Objective:
Find the lines that include the string "JSON" and report how many there are. Give no other text.

━━ Extracted records

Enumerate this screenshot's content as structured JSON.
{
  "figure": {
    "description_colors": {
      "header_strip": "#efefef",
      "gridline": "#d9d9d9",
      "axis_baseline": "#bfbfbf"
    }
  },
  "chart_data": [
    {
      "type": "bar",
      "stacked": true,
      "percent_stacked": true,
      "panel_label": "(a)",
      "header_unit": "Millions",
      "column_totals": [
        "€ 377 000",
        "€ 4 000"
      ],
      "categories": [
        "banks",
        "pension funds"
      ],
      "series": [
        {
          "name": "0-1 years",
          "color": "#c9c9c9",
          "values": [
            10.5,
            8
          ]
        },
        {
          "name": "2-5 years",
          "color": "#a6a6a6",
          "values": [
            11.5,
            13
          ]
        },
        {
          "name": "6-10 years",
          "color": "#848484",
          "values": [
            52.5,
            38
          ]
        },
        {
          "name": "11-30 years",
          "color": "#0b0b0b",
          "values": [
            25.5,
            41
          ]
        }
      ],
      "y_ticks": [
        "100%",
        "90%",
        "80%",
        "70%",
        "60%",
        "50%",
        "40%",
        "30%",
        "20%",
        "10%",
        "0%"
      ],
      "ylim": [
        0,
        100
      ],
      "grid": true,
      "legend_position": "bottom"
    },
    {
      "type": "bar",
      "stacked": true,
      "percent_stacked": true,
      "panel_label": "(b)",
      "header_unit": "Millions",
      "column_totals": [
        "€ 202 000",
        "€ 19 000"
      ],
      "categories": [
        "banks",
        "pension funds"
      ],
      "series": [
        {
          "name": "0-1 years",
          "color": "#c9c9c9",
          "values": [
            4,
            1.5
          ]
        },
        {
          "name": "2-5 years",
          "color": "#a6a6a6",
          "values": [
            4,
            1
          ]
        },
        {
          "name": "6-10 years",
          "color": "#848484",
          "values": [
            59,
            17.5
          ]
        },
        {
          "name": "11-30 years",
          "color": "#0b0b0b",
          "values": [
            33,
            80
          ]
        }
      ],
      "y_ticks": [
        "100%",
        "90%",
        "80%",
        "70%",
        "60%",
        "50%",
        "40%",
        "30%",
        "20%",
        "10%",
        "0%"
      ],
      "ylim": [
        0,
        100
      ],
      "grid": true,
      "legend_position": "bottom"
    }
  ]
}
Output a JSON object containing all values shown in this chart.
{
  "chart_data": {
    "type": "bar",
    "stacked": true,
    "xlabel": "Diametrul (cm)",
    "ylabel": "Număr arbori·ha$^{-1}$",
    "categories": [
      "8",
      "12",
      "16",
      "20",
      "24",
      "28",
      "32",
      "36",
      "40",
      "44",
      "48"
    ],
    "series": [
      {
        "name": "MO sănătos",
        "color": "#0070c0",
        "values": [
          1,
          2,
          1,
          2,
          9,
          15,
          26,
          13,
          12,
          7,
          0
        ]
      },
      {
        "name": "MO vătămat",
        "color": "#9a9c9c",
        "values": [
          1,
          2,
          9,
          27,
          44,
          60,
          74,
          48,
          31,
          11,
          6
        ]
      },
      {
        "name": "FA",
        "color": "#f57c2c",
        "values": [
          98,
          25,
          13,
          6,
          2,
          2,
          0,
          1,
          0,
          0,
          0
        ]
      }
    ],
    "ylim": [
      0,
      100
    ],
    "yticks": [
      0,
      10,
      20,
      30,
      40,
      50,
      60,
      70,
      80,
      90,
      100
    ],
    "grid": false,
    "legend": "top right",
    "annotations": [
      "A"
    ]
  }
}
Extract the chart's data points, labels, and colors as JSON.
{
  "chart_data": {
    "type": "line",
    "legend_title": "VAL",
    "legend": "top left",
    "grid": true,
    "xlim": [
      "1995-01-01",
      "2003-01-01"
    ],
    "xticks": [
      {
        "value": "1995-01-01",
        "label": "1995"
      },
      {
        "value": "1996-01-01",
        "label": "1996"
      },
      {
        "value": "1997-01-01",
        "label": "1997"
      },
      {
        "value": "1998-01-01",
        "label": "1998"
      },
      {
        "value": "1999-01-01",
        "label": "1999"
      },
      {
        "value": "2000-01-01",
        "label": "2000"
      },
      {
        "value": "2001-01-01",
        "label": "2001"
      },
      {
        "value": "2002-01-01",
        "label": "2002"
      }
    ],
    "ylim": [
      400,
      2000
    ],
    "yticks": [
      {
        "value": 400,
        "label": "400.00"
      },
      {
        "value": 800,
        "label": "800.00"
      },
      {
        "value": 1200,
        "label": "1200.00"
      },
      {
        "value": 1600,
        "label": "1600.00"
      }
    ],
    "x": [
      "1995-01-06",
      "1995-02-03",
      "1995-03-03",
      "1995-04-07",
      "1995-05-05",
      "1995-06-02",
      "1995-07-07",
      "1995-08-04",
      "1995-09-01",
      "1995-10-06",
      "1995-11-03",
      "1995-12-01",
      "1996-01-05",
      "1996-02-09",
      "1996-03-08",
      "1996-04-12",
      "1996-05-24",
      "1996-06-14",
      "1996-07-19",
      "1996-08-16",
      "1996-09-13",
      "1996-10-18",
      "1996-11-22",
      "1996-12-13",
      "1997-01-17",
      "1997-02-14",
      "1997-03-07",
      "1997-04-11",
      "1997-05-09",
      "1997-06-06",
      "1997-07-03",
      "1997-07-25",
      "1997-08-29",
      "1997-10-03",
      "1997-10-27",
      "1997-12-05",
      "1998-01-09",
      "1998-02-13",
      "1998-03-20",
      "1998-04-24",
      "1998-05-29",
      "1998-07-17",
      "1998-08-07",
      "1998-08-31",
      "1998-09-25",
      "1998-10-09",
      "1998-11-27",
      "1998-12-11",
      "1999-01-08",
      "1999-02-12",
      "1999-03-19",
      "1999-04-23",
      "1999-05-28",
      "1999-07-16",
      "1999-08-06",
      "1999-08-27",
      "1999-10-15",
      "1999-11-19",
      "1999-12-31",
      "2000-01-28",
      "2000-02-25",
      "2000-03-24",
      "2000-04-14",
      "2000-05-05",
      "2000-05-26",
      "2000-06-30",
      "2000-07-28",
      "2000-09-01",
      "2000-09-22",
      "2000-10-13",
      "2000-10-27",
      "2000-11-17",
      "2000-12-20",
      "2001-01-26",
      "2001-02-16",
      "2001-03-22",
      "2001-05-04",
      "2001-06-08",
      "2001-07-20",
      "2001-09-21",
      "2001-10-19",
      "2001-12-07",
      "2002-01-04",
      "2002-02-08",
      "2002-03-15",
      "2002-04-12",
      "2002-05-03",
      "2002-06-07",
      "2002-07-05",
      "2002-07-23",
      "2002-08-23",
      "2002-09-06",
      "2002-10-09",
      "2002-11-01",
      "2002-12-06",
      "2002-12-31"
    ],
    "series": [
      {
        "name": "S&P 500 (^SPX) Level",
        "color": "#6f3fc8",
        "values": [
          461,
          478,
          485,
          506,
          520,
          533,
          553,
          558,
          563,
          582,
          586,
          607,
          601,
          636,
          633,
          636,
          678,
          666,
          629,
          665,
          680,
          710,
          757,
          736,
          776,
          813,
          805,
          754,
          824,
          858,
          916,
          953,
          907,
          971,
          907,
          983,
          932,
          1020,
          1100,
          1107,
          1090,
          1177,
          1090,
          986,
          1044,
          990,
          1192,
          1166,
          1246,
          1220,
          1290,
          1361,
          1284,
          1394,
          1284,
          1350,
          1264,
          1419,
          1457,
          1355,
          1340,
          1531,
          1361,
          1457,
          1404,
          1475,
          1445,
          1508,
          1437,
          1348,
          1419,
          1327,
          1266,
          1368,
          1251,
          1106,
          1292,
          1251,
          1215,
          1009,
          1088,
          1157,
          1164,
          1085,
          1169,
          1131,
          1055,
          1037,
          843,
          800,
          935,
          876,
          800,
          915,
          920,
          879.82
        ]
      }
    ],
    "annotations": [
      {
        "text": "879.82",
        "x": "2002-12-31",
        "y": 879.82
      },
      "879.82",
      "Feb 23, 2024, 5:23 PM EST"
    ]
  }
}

━━━━

Output:
3